Extract the listing below in full, unchanged.

Data supplied >>
================================
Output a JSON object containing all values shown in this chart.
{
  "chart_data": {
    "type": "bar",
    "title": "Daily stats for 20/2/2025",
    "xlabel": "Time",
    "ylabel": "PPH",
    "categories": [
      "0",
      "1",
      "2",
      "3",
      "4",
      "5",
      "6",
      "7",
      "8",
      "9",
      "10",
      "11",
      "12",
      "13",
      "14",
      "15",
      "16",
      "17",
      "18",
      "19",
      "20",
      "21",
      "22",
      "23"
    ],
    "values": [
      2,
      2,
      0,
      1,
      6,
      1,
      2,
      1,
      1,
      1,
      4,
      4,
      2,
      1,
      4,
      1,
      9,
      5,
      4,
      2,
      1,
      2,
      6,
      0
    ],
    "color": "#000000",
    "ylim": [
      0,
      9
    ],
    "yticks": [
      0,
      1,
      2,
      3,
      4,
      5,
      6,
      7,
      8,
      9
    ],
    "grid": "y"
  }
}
================================
Response to the exercise >>
Output a JSON object containing all values shown in this chart.
{
  "chart_data": {
    "type": "bar",
    "title": "Daily stats for 20/2/2025",
    "xlabel": "Time",
    "ylabel": "PPH",
    "categories": [
      "0",
      "1",
      "2",
      "3",
      "4",
      "5",
      "6",
      "7",
      "8",
      "9",
      "10",
      "11",
      "12",
      "13",
      "14",
      "15",
      "16",
      "17",
      "18",
      "19",
      "20",
      "21",
      "22",
      "23"
    ],
    "values": [
      2,
      2,
      0,
      1,
      6,
      1,
      2,
      1,
      1,
      1,
      4,
      4,
      2,
      1,
      4,
      1,
      9,
      5,
      4,
      2,
      1,
      2,
      6,
      0
    ],
    "color": "#000000",
    "ylim": [
      0,
      9
    ],
    "yticks": [
      0,
      1,
      2,
      3,
      4,
      5,
      6,
      7,
      8,
      9
    ],
    "grid": "y"
  }
}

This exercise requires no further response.